▶ _WHAT THIS TASK INVOLVES_
Find every line in the records below that holds the word "Selected", and copy each one.

▶ _RECORDS TO USE_

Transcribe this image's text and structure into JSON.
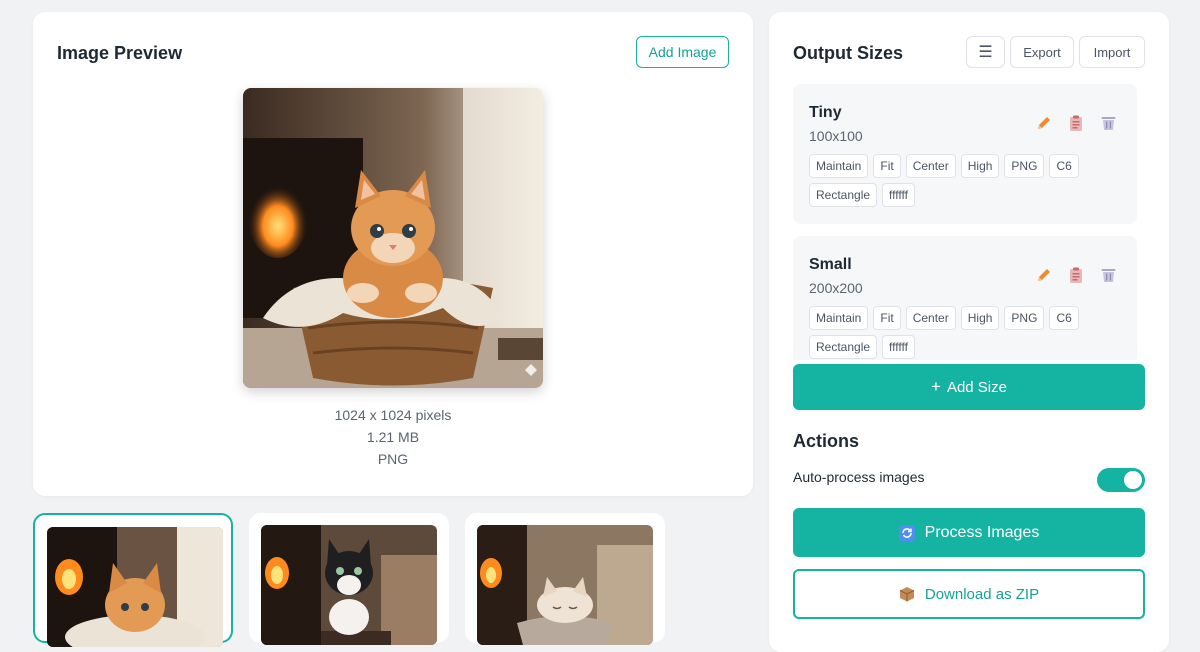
{
  "preview": {
    "title": "Image Preview",
    "add_image_label": "Add Image",
    "dimensions": "1024 x 1024 pixels",
    "file_size": "1.21 MB",
    "format": "PNG"
  },
  "thumbnails": [
    {
      "subject": "orange kitten in basket",
      "active": true
    },
    {
      "subject": "black and white kitten",
      "active": false
    },
    {
      "subject": "sleeping kitten in cup",
      "active": false
    }
  ],
  "output_sizes": {
    "title": "Output Sizes",
    "menu_icon": "hamburger-icon",
    "export_label": "Export",
    "import_label": "Import",
    "items": [
      {
        "name": "Tiny",
        "dims": "100x100",
        "tags": [
          "Maintain",
          "Fit",
          "Center",
          "High",
          "PNG",
          "C6",
          "Rectangle",
          "ffffff"
        ]
      },
      {
        "name": "Small",
        "dims": "200x200",
        "tags": [
          "Maintain",
          "Fit",
          "Center",
          "High",
          "PNG",
          "C6",
          "Rectangle",
          "ffffff"
        ]
      }
    ],
    "item_icons": [
      "pencil-icon",
      "clipboard-icon",
      "trash-icon"
    ],
    "add_size_label": "Add Size",
    "add_size_icon": "+"
  },
  "actions": {
    "title": "Actions",
    "auto_process_label": "Auto-process images",
    "auto_process_on": true,
    "process_label": "Process Images",
    "process_icon": "refresh-icon",
    "download_label": "Download as ZIP",
    "download_icon": "package-icon"
  },
  "colors": {
    "accent": "#14b3a2",
    "background": "#f1f2f4",
    "card": "#ffffff"
  }
}
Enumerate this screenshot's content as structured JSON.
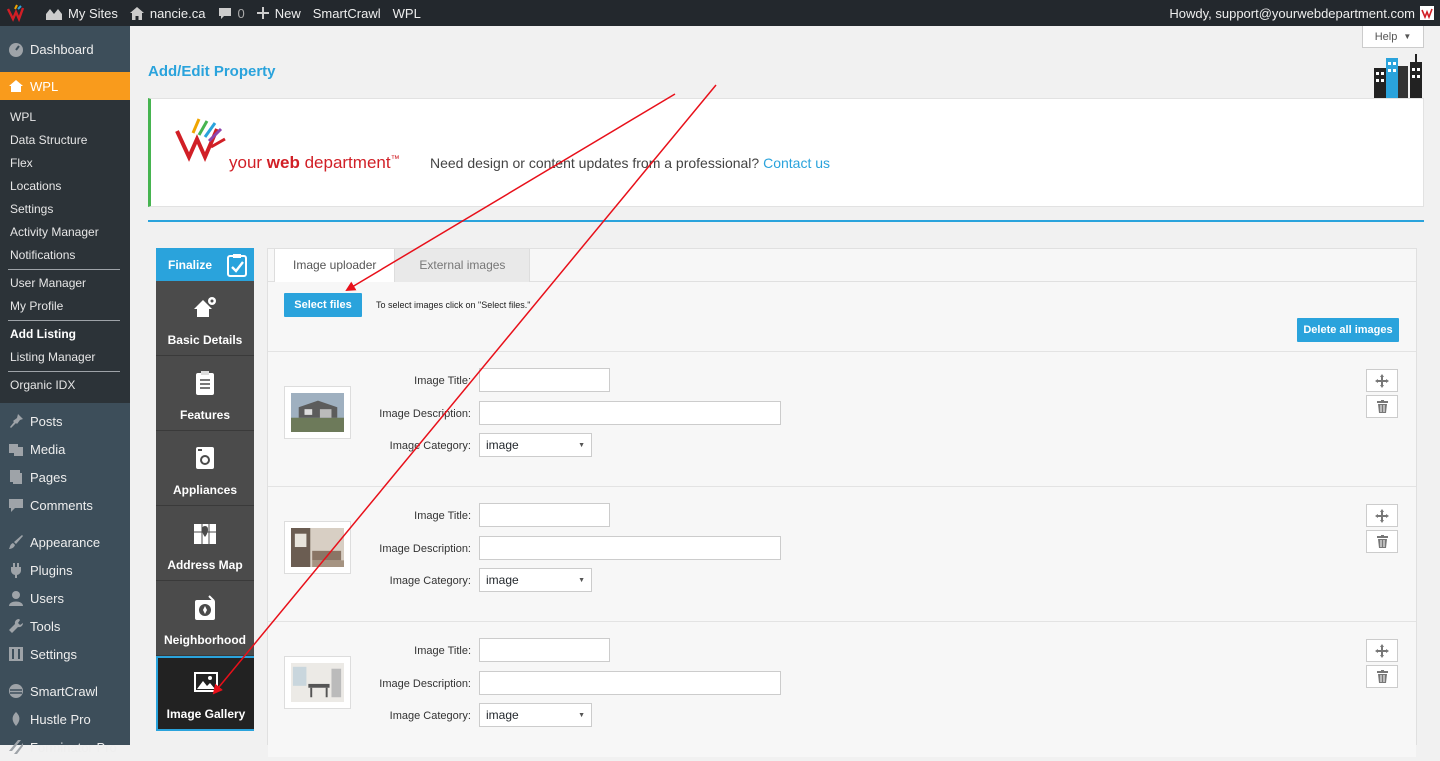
{
  "adminbar": {
    "my_sites": "My Sites",
    "site": "nancie.ca",
    "comments_count": "0",
    "new": "New",
    "smartcrawl": "SmartCrawl",
    "wpl": "WPL",
    "howdy": "Howdy, support@yourwebdepartment.com"
  },
  "sidebar": {
    "dashboard": "Dashboard",
    "wpl": "WPL",
    "sub_group1": [
      "WPL",
      "Data Structure",
      "Flex",
      "Locations",
      "Settings",
      "Activity Manager",
      "Notifications"
    ],
    "sub_group2": [
      "User Manager",
      "My Profile"
    ],
    "sub_group3": [
      "Add Listing",
      "Listing Manager"
    ],
    "sub_group4": [
      "Organic IDX"
    ],
    "menu": [
      {
        "label": "Posts",
        "icon": "pin-icon"
      },
      {
        "label": "Media",
        "icon": "media-icon"
      },
      {
        "label": "Pages",
        "icon": "pages-icon"
      },
      {
        "label": "Comments",
        "icon": "comments-icon"
      }
    ],
    "menu2": [
      {
        "label": "Appearance",
        "icon": "brush-icon"
      },
      {
        "label": "Plugins",
        "icon": "plugin-icon"
      },
      {
        "label": "Users",
        "icon": "user-icon"
      },
      {
        "label": "Tools",
        "icon": "wrench-icon"
      },
      {
        "label": "Settings",
        "icon": "settings-icon"
      }
    ],
    "menu3": [
      {
        "label": "SmartCrawl",
        "icon": "smartcrawl-icon"
      },
      {
        "label": "Hustle Pro",
        "icon": "hustle-icon"
      },
      {
        "label": "Forminator Pro",
        "icon": "forminator-icon"
      }
    ]
  },
  "header": {
    "title": "Add/Edit Property",
    "help": "Help"
  },
  "banner": {
    "logo_pre": "your ",
    "logo_bold": "web",
    "logo_post": " department",
    "logo_tm": "™",
    "message": "Need design or content updates from a professional?",
    "link": "Contact us"
  },
  "vtabs": {
    "finalize": "Finalize",
    "items": [
      "Basic Details",
      "Features",
      "Appliances",
      "Address Map",
      "Neighborhood",
      "Image Gallery"
    ]
  },
  "panel": {
    "tabs": [
      "Image uploader",
      "External images"
    ],
    "select_files": "Select files",
    "hint": "To select images click on \"Select files.\"",
    "delete_all": "Delete all images"
  },
  "image_rows": [
    {
      "title_label": "Image Title:",
      "desc_label": "Image Description:",
      "cat_label": "Image Category:",
      "category": "image",
      "title": "",
      "description": ""
    },
    {
      "title_label": "Image Title:",
      "desc_label": "Image Description:",
      "cat_label": "Image Category:",
      "category": "image",
      "title": "",
      "description": ""
    },
    {
      "title_label": "Image Title:",
      "desc_label": "Image Description:",
      "cat_label": "Image Category:",
      "category": "image",
      "title": "",
      "description": ""
    }
  ],
  "colors": {
    "accent_blue": "#2aa3dc",
    "wpl_orange": "#f99b1c",
    "sidebar_bg": "#3d4e5a",
    "annotation_red": "#e8101a"
  }
}
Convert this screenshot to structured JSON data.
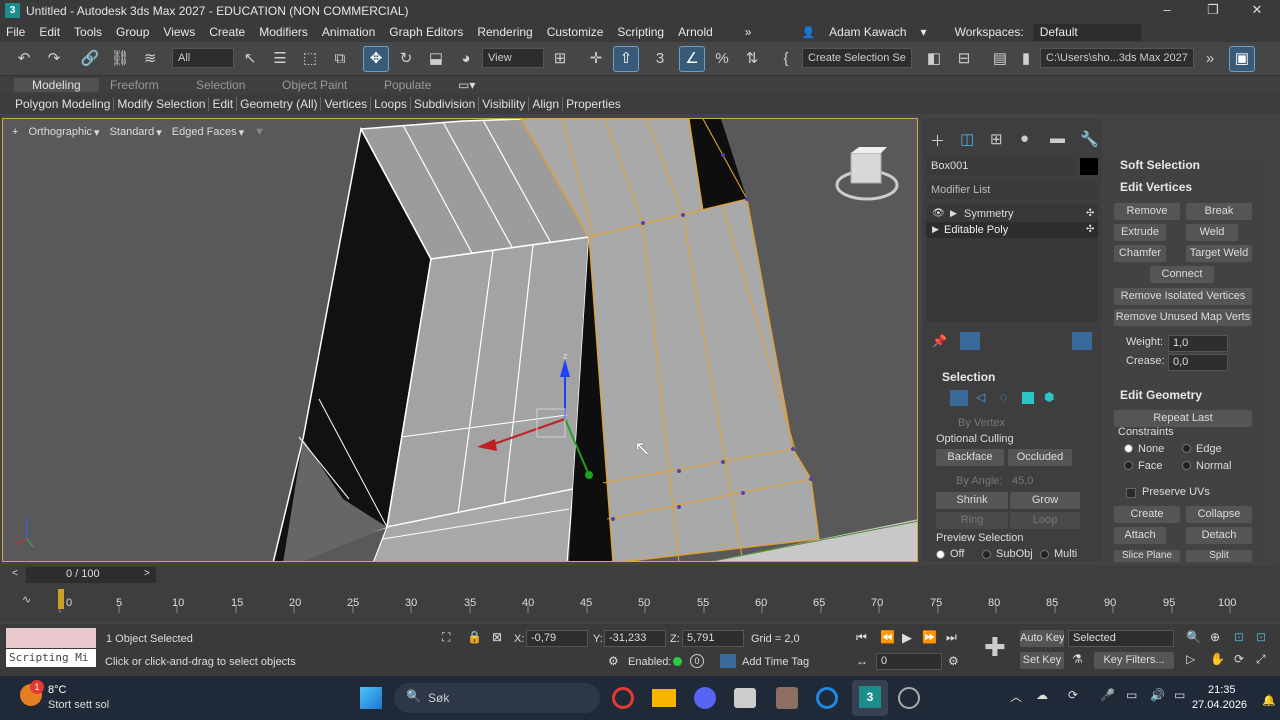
{
  "window": {
    "title": "Untitled - Autodesk 3ds Max 2027 - EDUCATION (NON COMMERCIAL)"
  },
  "menu": [
    "File",
    "Edit",
    "Tools",
    "Group",
    "Views",
    "Create",
    "Modifiers",
    "Animation",
    "Graph Editors",
    "Rendering",
    "Customize",
    "Scripting",
    "Arnold"
  ],
  "account": {
    "user": "Adam Kawach",
    "workspaces_label": "Workspaces:",
    "workspace": "Default"
  },
  "toolbar": {
    "filter": "All",
    "ref_coord": "View",
    "selection_set": "Create Selection Se",
    "project_path": "C:\\Users\\sho...3ds Max 2027"
  },
  "ribbon": {
    "tabs": [
      "Modeling",
      "Freeform",
      "Selection",
      "Object Paint",
      "Populate"
    ],
    "panels": [
      "Polygon Modeling",
      "Modify Selection",
      "Edit",
      "Geometry (All)",
      "Vertices",
      "Loops",
      "Subdivision",
      "Visibility",
      "Align",
      "Properties"
    ]
  },
  "viewport": {
    "labels": [
      "+",
      "Orthographic",
      "Standard",
      "Edged Faces"
    ]
  },
  "command_panel": {
    "object_name": "Box001",
    "modifier_list": "Modifier List",
    "stack": [
      "Symmetry",
      "Editable Poly"
    ],
    "selection": {
      "title": "Selection",
      "by_vertex": "By Vertex",
      "optional_culling": "Optional Culling",
      "backface": "Backface",
      "occluded": "Occluded",
      "by_angle_label": "By Angle:",
      "by_angle_value": "45,0",
      "shrink": "Shrink",
      "grow": "Grow",
      "ring": "Ring",
      "loop": "Loop",
      "preview": "Preview Selection",
      "off": "Off",
      "subobj": "SubObj",
      "multi": "Multi"
    }
  },
  "rollout": {
    "soft_selection": "Soft Selection",
    "edit_vertices": "Edit Vertices",
    "remove": "Remove",
    "break": "Break",
    "extrude": "Extrude",
    "weld": "Weld",
    "chamfer": "Chamfer",
    "target_weld": "Target Weld",
    "connect": "Connect",
    "remove_isolated": "Remove Isolated Vertices",
    "remove_unused": "Remove Unused Map Verts",
    "weight_label": "Weight:",
    "weight": "1,0",
    "crease_label": "Crease:",
    "crease": "0,0",
    "edit_geometry": "Edit Geometry",
    "repeat_last": "Repeat Last",
    "constraints": "Constraints",
    "none": "None",
    "edge": "Edge",
    "face": "Face",
    "normal": "Normal",
    "preserve_uvs": "Preserve UVs",
    "create": "Create",
    "collapse": "Collapse",
    "attach": "Attach",
    "detach": "Detach",
    "slice_plane": "Slice Plane",
    "split": "Split"
  },
  "timeline": {
    "frame": "0 / 100",
    "ticks": [
      "0",
      "5",
      "10",
      "15",
      "20",
      "25",
      "30",
      "35",
      "40",
      "45",
      "50",
      "55",
      "60",
      "65",
      "70",
      "75",
      "80",
      "85",
      "90",
      "95",
      "100"
    ]
  },
  "status": {
    "selected": "1 Object Selected",
    "prompt": "Click or click-and-drag to select objects",
    "script_label": "Scripting Mi",
    "x_label": "X:",
    "x": "-0,79",
    "y_label": "Y:",
    "y": "-31,233",
    "z_label": "Z:",
    "z": "5,791",
    "grid": "Grid = 2,0",
    "enabled": "Enabled:",
    "add_time_tag": "Add Time Tag",
    "auto_key": "Auto Key",
    "selected_dropdown": "Selected",
    "set_key": "Set Key",
    "key_filters": "Key Filters...",
    "frame_field": "0"
  },
  "taskbar": {
    "weather_temp": "8°C",
    "weather_text": "Stort sett sol",
    "badge": "1",
    "search": "Søk",
    "time": "21:35",
    "date": "27.04.2026"
  }
}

▶ _SOLUTION_
    "selected": "1 Object Selected",
    "selected_dropdown": "Selected",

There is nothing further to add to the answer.